• **THE REQUEST**: Could you copy every line from the material below in which "quality" appears?

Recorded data
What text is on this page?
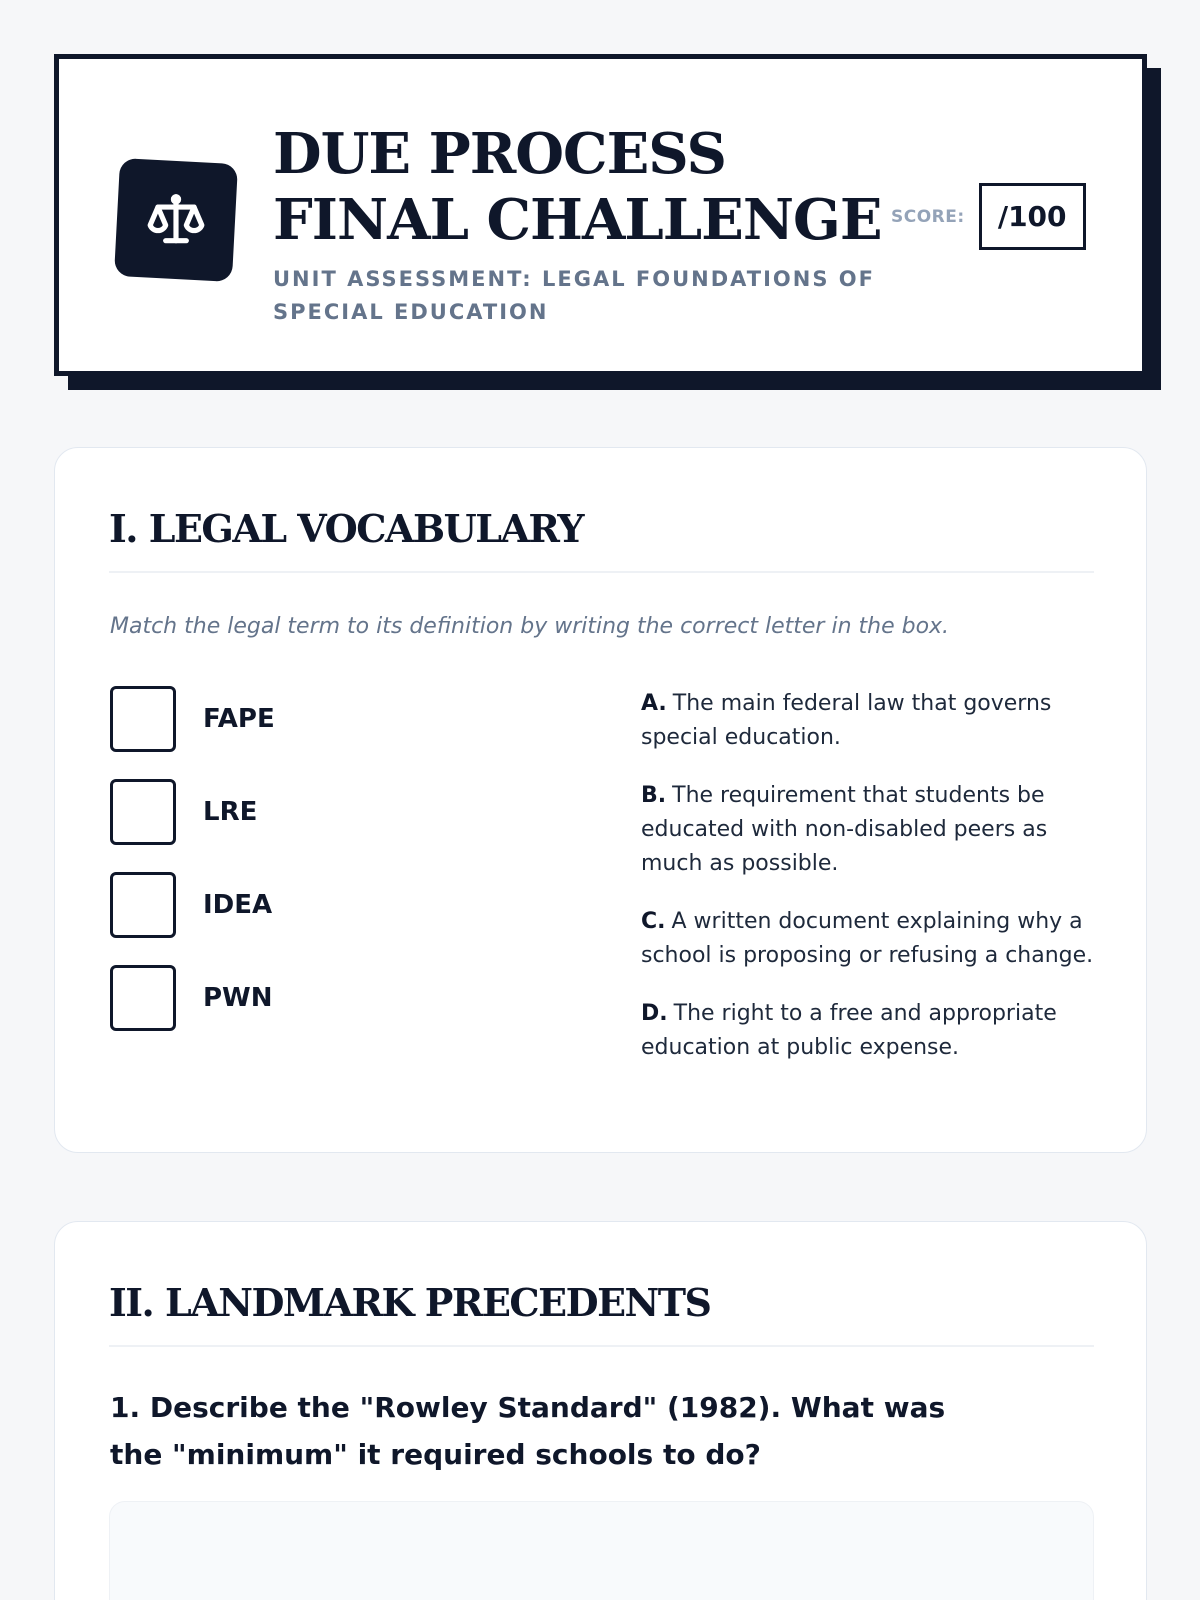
DUE PROCESS FINAL CHALLENGE
UNIT ASSESSMENT: LEGAL FOUNDATIONS OF SPECIAL EDUCATION
SCORE:	/100
I. LEGAL VOCABULARY

Match the legal term to its definition by writing the correct letter in the box.

FAPE
LRE
IDEA
PWN

A. The main federal law that governs special education.

B. The requirement that students be educated with non-disabled peers as much as possible.

C. A written document explaining why a school is proposing or refusing a change.

D. The right to a free and appropriate education at public expense.

II. LANDMARK PRECEDENTS

1. Describe the "Rowley Standard" (1982). What was the "minimum" it required schools to do?
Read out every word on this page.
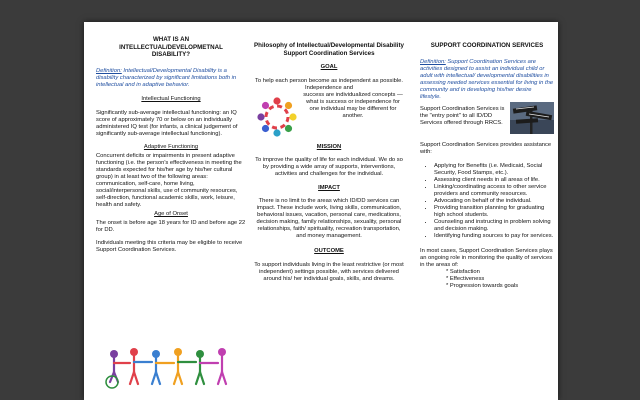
WHAT IS AN INTELLECTUAL/DEVELOPMETNAL DISABILITY?

Definition: Intellectual/Developmental Disability is a disability characterized by significant limitations both in intellectual and in adaptive behavior.

Intellectual Functioning

Significantly sub-average intellectual functioning: an IQ score of approximately 70 or below on an individually administered IQ test (for infants, a clinical judgement of significantly sub-average intellectual functioning).

Adaptive Functioning

Concurrent deficits or impairments in present adaptive functioning (i.e. the person's effectiveness in meeting the standards expected for his/her age by his/her cultural group) in at least two of the following areas: communication, self-care, home living, social/interpersonal skills, use of community resources, self-direction, functional academic skills, work, leisure, health and safety.

Age of Onset

The onset is before age 18 years for ID and before age 22 for DD.

Individuals meeting this criteria may be eligible to receive Support Coordination Services.

Philosophy of Intellectual/Developmental Disability Support Coordination Services
GOAL

To help each person become as independent as possible. Independence and

success are individualized concepts — what is success or independence for one individual may be different for another.

MISSION

To improve the quality of life for each individual. We do so by providing a wide array of supports, interventions, activities and challenges for the individual.

IMPACT

There is no limit to the areas which ID/DD services can impact. These include work, living skills, communication, behavioral issues, vacation, personal care, medications, decision making, family relationships, sexuality, personal relationships, faith/ spirituality, recreation transportation, and money management.

OUTCOME

To support individuals living in the least restrictive (or most independent) settings possible, with services delivered around his/ her individual goals, skills, and dreams.

SUPPORT COORDINATION SERVICES

Definition: Support Coordination Services are activities designed to assist an individual child or adult with intellectual/ developmental disabilities in assessing needed services essential for living in the community and in developing his/her desire lifestyle.

Support Coordination Services is the "entry point" to all ID/DD Services offered through RRCS.

Support Coordination Services provides assistance with:

• Applying for Benefits (i.e. Medicaid, Social Security, Food Stamps, etc.).
• Assessing client needs in all areas of life.
• Linking/coordinating access to other service providers and community resources.
• Advocating on behalf of the individual.
• Providing transition planning for graduating high school students.
• Counseling and instructing in problem solving and decision making.
• Identifying funding sources to pay for services.

In most cases, Support Coordination Services plays an ongoing role in monitoring the quality of services in the areas of:

* Satisfaction
* Effectiveness
* Progression towards goals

• **RESPONSE**:
To improve the quality of life for each individual. We do so by providing a wide array of supports, interventions, activities and challenges for the individual.
In most cases, Support Coordination Services plays an ongoing role in monitoring the quality of services in the areas of:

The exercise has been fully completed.